## TASK GOAL
Restate the entire listing word for word.
Start of GIVEN ENTRIES
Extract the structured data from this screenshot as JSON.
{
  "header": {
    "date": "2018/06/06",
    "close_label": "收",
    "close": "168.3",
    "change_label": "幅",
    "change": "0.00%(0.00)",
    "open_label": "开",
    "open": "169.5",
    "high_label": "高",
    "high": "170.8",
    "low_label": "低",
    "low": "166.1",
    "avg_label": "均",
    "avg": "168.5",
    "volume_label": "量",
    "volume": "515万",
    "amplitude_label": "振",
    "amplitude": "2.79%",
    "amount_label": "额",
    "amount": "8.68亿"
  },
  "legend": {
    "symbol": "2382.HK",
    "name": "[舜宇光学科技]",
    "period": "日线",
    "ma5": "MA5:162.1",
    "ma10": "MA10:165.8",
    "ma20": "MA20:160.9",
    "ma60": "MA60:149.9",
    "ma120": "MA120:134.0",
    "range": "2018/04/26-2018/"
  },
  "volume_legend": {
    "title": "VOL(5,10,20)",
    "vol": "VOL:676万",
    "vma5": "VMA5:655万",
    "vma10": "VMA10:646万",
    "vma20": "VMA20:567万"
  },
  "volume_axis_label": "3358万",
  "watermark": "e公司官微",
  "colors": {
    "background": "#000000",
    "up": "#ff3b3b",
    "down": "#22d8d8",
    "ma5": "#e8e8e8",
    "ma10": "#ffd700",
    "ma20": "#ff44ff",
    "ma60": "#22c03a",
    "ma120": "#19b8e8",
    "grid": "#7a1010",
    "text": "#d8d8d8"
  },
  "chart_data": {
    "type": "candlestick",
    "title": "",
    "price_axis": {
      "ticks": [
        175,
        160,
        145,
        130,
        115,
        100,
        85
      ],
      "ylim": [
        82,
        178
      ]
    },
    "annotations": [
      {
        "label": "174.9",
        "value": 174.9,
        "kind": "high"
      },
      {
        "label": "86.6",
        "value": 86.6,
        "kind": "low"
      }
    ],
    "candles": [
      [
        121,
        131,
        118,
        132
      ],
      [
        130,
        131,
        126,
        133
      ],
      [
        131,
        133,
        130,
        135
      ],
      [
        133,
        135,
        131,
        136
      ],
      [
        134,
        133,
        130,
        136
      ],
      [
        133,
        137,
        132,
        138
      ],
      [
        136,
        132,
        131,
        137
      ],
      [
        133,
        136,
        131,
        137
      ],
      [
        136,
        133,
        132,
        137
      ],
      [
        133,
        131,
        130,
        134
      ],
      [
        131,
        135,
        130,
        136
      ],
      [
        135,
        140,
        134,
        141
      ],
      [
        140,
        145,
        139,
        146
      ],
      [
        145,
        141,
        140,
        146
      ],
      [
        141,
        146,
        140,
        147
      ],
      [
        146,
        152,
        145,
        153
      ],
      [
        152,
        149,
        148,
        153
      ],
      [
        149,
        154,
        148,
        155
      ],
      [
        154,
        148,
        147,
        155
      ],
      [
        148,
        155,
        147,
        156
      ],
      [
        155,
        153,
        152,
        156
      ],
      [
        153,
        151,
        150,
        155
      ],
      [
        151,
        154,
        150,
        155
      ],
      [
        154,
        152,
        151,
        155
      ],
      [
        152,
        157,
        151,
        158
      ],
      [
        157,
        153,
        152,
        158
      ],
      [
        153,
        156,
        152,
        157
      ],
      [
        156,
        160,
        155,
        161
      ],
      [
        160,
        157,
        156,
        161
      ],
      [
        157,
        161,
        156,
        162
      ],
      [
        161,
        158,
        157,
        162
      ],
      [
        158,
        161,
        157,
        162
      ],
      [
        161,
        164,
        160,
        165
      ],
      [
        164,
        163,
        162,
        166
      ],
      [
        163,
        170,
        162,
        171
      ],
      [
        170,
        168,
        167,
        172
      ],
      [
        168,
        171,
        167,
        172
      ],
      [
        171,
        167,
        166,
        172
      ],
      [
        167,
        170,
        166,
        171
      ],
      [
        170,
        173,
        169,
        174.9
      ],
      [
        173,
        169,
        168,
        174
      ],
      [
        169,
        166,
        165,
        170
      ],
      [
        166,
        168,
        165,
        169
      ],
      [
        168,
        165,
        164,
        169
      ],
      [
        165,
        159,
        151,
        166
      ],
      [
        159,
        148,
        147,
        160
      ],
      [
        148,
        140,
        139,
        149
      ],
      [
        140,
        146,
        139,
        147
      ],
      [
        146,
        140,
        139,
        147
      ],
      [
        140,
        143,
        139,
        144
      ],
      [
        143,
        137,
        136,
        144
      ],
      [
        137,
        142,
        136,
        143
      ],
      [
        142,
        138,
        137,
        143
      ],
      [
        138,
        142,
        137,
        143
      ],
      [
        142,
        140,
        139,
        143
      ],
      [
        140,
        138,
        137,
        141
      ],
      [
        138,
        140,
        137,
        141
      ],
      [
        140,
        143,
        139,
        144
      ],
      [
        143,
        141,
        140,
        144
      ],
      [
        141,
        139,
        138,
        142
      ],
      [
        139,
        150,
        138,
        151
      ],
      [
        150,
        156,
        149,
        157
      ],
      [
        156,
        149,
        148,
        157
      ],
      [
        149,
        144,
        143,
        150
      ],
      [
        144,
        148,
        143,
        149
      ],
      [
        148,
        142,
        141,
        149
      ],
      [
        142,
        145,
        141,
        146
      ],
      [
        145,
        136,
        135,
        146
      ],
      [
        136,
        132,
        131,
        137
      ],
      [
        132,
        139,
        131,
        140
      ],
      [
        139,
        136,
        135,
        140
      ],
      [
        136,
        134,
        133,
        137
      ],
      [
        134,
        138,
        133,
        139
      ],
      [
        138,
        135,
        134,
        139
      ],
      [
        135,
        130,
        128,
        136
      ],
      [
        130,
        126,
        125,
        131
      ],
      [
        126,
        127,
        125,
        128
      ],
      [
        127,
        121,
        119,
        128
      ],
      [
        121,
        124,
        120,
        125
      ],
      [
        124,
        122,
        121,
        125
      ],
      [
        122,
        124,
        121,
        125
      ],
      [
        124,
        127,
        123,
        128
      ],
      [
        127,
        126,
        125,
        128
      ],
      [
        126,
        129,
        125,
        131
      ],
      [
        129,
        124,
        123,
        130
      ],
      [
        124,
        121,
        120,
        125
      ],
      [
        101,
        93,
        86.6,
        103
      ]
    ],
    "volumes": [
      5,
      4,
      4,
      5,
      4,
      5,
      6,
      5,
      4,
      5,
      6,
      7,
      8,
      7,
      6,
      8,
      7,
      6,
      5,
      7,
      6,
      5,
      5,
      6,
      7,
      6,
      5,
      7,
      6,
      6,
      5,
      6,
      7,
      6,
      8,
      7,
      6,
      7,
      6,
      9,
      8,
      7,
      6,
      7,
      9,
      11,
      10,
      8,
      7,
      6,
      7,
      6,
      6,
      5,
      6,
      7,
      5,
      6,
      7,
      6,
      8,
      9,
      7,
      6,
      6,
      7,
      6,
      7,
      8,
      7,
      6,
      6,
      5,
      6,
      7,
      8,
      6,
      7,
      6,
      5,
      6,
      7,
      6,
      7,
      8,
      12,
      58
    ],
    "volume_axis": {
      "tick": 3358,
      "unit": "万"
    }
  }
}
End of GIVEN ENTRIES
## SOLVED PROBLEM
Extract the structured data from this screenshot as JSON.
{
  "header": {
    "date": "2018/06/06",
    "close_label": "收",
    "close": "168.3",
    "change_label": "幅",
    "change": "0.00%(0.00)",
    "open_label": "开",
    "open": "169.5",
    "high_label": "高",
    "high": "170.8",
    "low_label": "低",
    "low": "166.1",
    "avg_label": "均",
    "avg": "168.5",
    "volume_label": "量",
    "volume": "515万",
    "amplitude_label": "振",
    "amplitude": "2.79%",
    "amount_label": "额",
    "amount": "8.68亿"
  },
  "legend": {
    "symbol": "2382.HK",
    "name": "[舜宇光学科技]",
    "period": "日线",
    "ma5": "MA5:162.1",
    "ma10": "MA10:165.8",
    "ma20": "MA20:160.9",
    "ma60": "MA60:149.9",
    "ma120": "MA120:134.0",
    "range": "2018/04/26-2018/"
  },
  "volume_legend": {
    "title": "VOL(5,10,20)",
    "vol": "VOL:676万",
    "vma5": "VMA5:655万",
    "vma10": "VMA10:646万",
    "vma20": "VMA20:567万"
  },
  "volume_axis_label": "3358万",
  "watermark": "e公司官微",
  "colors": {
    "background": "#000000",
    "up": "#ff3b3b",
    "down": "#22d8d8",
    "ma5": "#e8e8e8",
    "ma10": "#ffd700",
    "ma20": "#ff44ff",
    "ma60": "#22c03a",
    "ma120": "#19b8e8",
    "grid": "#7a1010",
    "text": "#d8d8d8"
  },
  "chart_data": {
    "type": "candlestick",
    "title": "",
    "price_axis": {
      "ticks": [
        175,
        160,
        145,
        130,
        115,
        100,
        85
      ],
      "ylim": [
        82,
        178
      ]
    },
    "annotations": [
      {
        "label": "174.9",
        "value": 174.9,
        "kind": "high"
      },
      {
        "label": "86.6",
        "value": 86.6,
        "kind": "low"
      }
    ],
    "candles": [
      [
        121,
        131,
        118,
        132
      ],
      [
        130,
        131,
        126,
        133
      ],
      [
        131,
        133,
        130,
        135
      ],
      [
        133,
        135,
        131,
        136
      ],
      [
        134,
        133,
        130,
        136
      ],
      [
        133,
        137,
        132,
        138
      ],
      [
        136,
        132,
        131,
        137
      ],
      [
        133,
        136,
        131,
        137
      ],
      [
        136,
        133,
        132,
        137
      ],
      [
        133,
        131,
        130,
        134
      ],
      [
        131,
        135,
        130,
        136
      ],
      [
        135,
        140,
        134,
        141
      ],
      [
        140,
        145,
        139,
        146
      ],
      [
        145,
        141,
        140,
        146
      ],
      [
        141,
        146,
        140,
        147
      ],
      [
        146,
        152,
        145,
        153
      ],
      [
        152,
        149,
        148,
        153
      ],
      [
        149,
        154,
        148,
        155
      ],
      [
        154,
        148,
        147,
        155
      ],
      [
        148,
        155,
        147,
        156
      ],
      [
        155,
        153,
        152,
        156
      ],
      [
        153,
        151,
        150,
        155
      ],
      [
        151,
        154,
        150,
        155
      ],
      [
        154,
        152,
        151,
        155
      ],
      [
        152,
        157,
        151,
        158
      ],
      [
        157,
        153,
        152,
        158
      ],
      [
        153,
        156,
        152,
        157
      ],
      [
        156,
        160,
        155,
        161
      ],
      [
        160,
        157,
        156,
        161
      ],
      [
        157,
        161,
        156,
        162
      ],
      [
        161,
        158,
        157,
        162
      ],
      [
        158,
        161,
        157,
        162
      ],
      [
        161,
        164,
        160,
        165
      ],
      [
        164,
        163,
        162,
        166
      ],
      [
        163,
        170,
        162,
        171
      ],
      [
        170,
        168,
        167,
        172
      ],
      [
        168,
        171,
        167,
        172
      ],
      [
        171,
        167,
        166,
        172
      ],
      [
        167,
        170,
        166,
        171
      ],
      [
        170,
        173,
        169,
        174.9
      ],
      [
        173,
        169,
        168,
        174
      ],
      [
        169,
        166,
        165,
        170
      ],
      [
        166,
        168,
        165,
        169
      ],
      [
        168,
        165,
        164,
        169
      ],
      [
        165,
        159,
        151,
        166
      ],
      [
        159,
        148,
        147,
        160
      ],
      [
        148,
        140,
        139,
        149
      ],
      [
        140,
        146,
        139,
        147
      ],
      [
        146,
        140,
        139,
        147
      ],
      [
        140,
        143,
        139,
        144
      ],
      [
        143,
        137,
        136,
        144
      ],
      [
        137,
        142,
        136,
        143
      ],
      [
        142,
        138,
        137,
        143
      ],
      [
        138,
        142,
        137,
        143
      ],
      [
        142,
        140,
        139,
        143
      ],
      [
        140,
        138,
        137,
        141
      ],
      [
        138,
        140,
        137,
        141
      ],
      [
        140,
        143,
        139,
        144
      ],
      [
        143,
        141,
        140,
        144
      ],
      [
        141,
        139,
        138,
        142
      ],
      [
        139,
        150,
        138,
        151
      ],
      [
        150,
        156,
        149,
        157
      ],
      [
        156,
        149,
        148,
        157
      ],
      [
        149,
        144,
        143,
        150
      ],
      [
        144,
        148,
        143,
        149
      ],
      [
        148,
        142,
        141,
        149
      ],
      [
        142,
        145,
        141,
        146
      ],
      [
        145,
        136,
        135,
        146
      ],
      [
        136,
        132,
        131,
        137
      ],
      [
        132,
        139,
        131,
        140
      ],
      [
        139,
        136,
        135,
        140
      ],
      [
        136,
        134,
        133,
        137
      ],
      [
        134,
        138,
        133,
        139
      ],
      [
        138,
        135,
        134,
        139
      ],
      [
        135,
        130,
        128,
        136
      ],
      [
        130,
        126,
        125,
        131
      ],
      [
        126,
        127,
        125,
        128
      ],
      [
        127,
        121,
        119,
        128
      ],
      [
        121,
        124,
        120,
        125
      ],
      [
        124,
        122,
        121,
        125
      ],
      [
        122,
        124,
        121,
        125
      ],
      [
        124,
        127,
        123,
        128
      ],
      [
        127,
        126,
        125,
        128
      ],
      [
        126,
        129,
        125,
        131
      ],
      [
        129,
        124,
        123,
        130
      ],
      [
        124,
        121,
        120,
        125
      ],
      [
        101,
        93,
        86.6,
        103
      ]
    ],
    "volumes": [
      5,
      4,
      4,
      5,
      4,
      5,
      6,
      5,
      4,
      5,
      6,
      7,
      8,
      7,
      6,
      8,
      7,
      6,
      5,
      7,
      6,
      5,
      5,
      6,
      7,
      6,
      5,
      7,
      6,
      6,
      5,
      6,
      7,
      6,
      8,
      7,
      6,
      7,
      6,
      9,
      8,
      7,
      6,
      7,
      9,
      11,
      10,
      8,
      7,
      6,
      7,
      6,
      6,
      5,
      6,
      7,
      5,
      6,
      7,
      6,
      8,
      9,
      7,
      6,
      6,
      7,
      6,
      7,
      8,
      7,
      6,
      6,
      5,
      6,
      7,
      8,
      6,
      7,
      6,
      5,
      6,
      7,
      6,
      7,
      8,
      12,
      58
    ],
    "volume_axis": {
      "tick": 3358,
      "unit": "万"
    }
  }
}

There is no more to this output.